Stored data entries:
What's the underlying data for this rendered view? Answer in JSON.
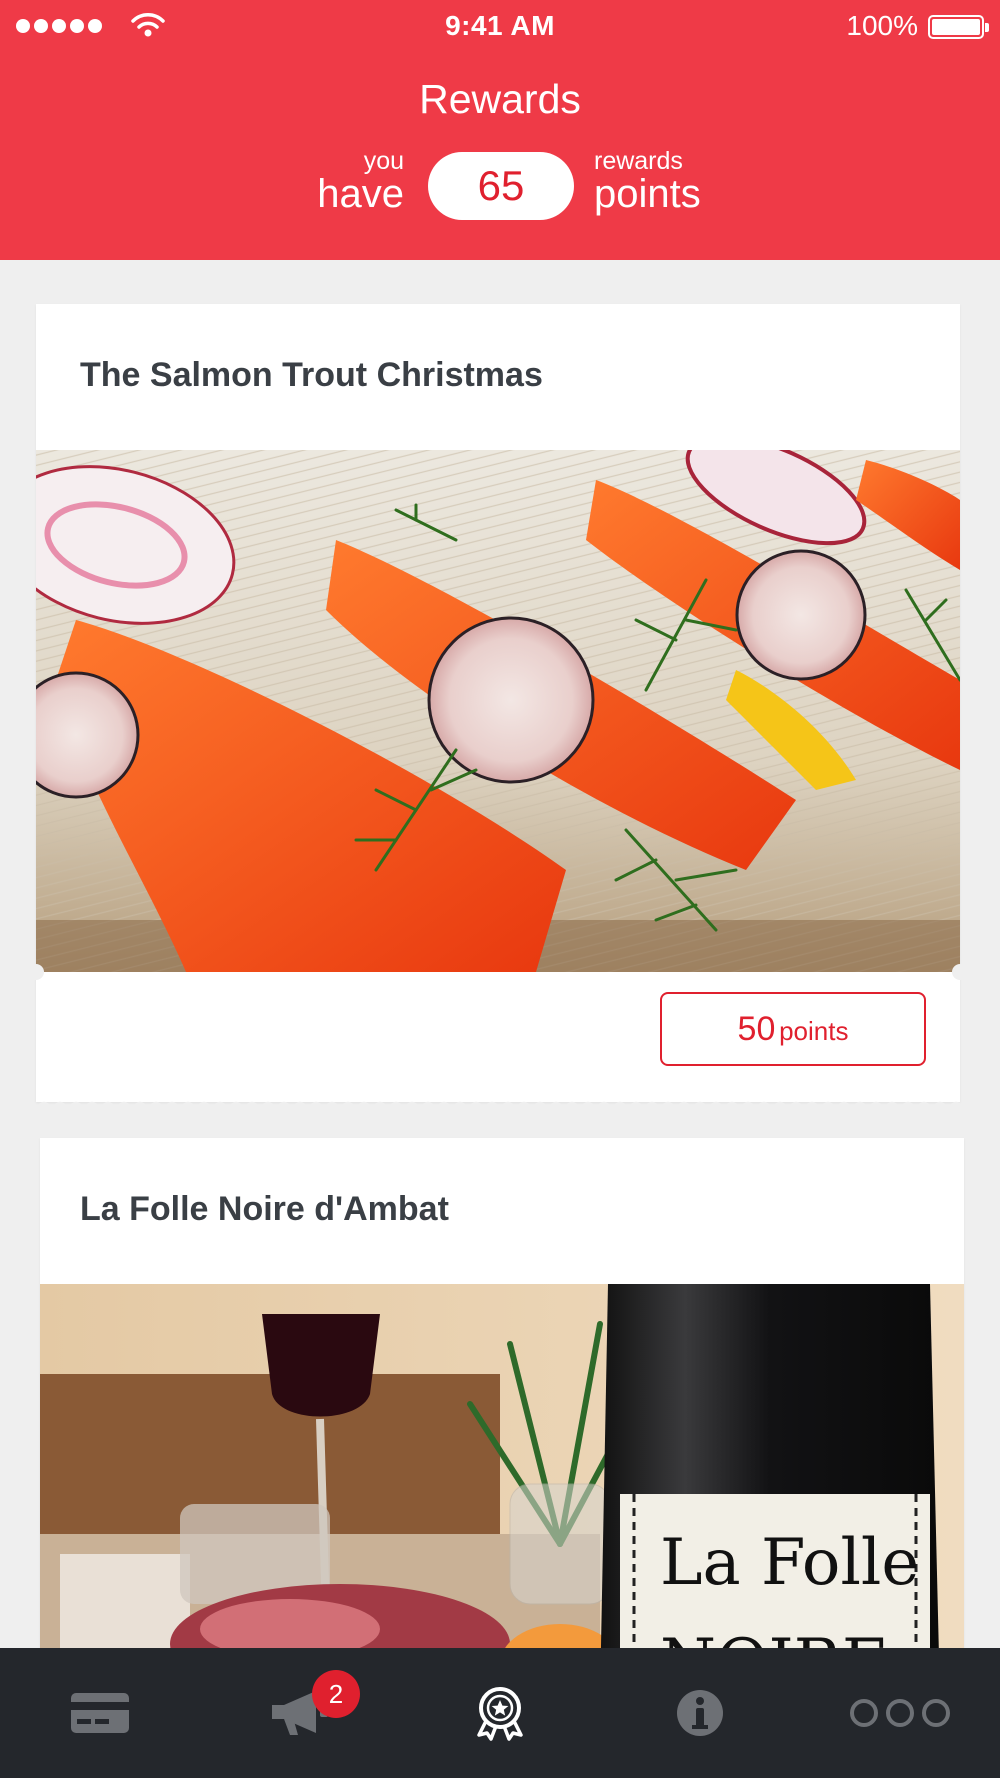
{
  "status_bar": {
    "time": "9:41 AM",
    "battery_percent": "100%",
    "signal_icon": "signal-dots-icon",
    "wifi_icon": "wifi-icon",
    "battery_icon": "battery-icon"
  },
  "header": {
    "title": "Rewards",
    "you": "you",
    "have": "have",
    "points_balance": "65",
    "rewards": "rewards",
    "points": "points",
    "background_color": "#ef3a47"
  },
  "rewards": [
    {
      "title": "The Salmon Trout Christmas",
      "image_subject": "salmon trout slices with radish and dill on wooden board",
      "cost_value": "50",
      "cost_unit": "points"
    },
    {
      "title": "La Folle Noire d'Ambat",
      "image_subject": "bottle of La Folle Noire wine with glass and charcuterie",
      "label_text_1": "La Folle",
      "label_text_2": "NOIRE"
    }
  ],
  "tab_bar": {
    "tabs": [
      {
        "icon": "card-icon",
        "active": false
      },
      {
        "icon": "megaphone-icon",
        "active": false,
        "badge": "2"
      },
      {
        "icon": "award-icon",
        "active": true
      },
      {
        "icon": "info-icon",
        "active": false
      },
      {
        "icon": "more-icon",
        "active": false
      }
    ],
    "background_color": "#24272c",
    "accent_color": "#e0202e"
  }
}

* _WHAT THIS TASK INVOLVES_
Quote everything in the listing above exactly; pictures are the only thing to omit.

* _EXPECTED ANSWER_
What's the underlying data for this rendered view? Answer in JSON.
{
  "status_bar": {
    "time": "9:41 AM",
    "battery_percent": "100%",
    "signal_icon": "signal-dots-icon",
    "wifi_icon": "wifi-icon",
    "battery_icon": "battery-icon"
  },
  "header": {
    "title": "Rewards",
    "you": "you",
    "have": "have",
    "points_balance": "65",
    "rewards": "rewards",
    "points": "points",
    "background_color": "#ef3a47"
  },
  "rewards": [
    {
      "title": "The Salmon Trout Christmas",
      "image_subject": "salmon trout slices with radish and dill on wooden board",
      "cost_value": "50",
      "cost_unit": "points"
    },
    {
      "title": "La Folle Noire d'Ambat",
      "image_subject": "bottle of La Folle Noire wine with glass and charcuterie",
      "label_text_1": "La Folle",
      "label_text_2": "NOIRE"
    }
  ],
  "tab_bar": {
    "tabs": [
      {
        "icon": "card-icon",
        "active": false
      },
      {
        "icon": "megaphone-icon",
        "active": false,
        "badge": "2"
      },
      {
        "icon": "award-icon",
        "active": true
      },
      {
        "icon": "info-icon",
        "active": false
      },
      {
        "icon": "more-icon",
        "active": false
      }
    ],
    "background_color": "#24272c",
    "accent_color": "#e0202e"
  }
}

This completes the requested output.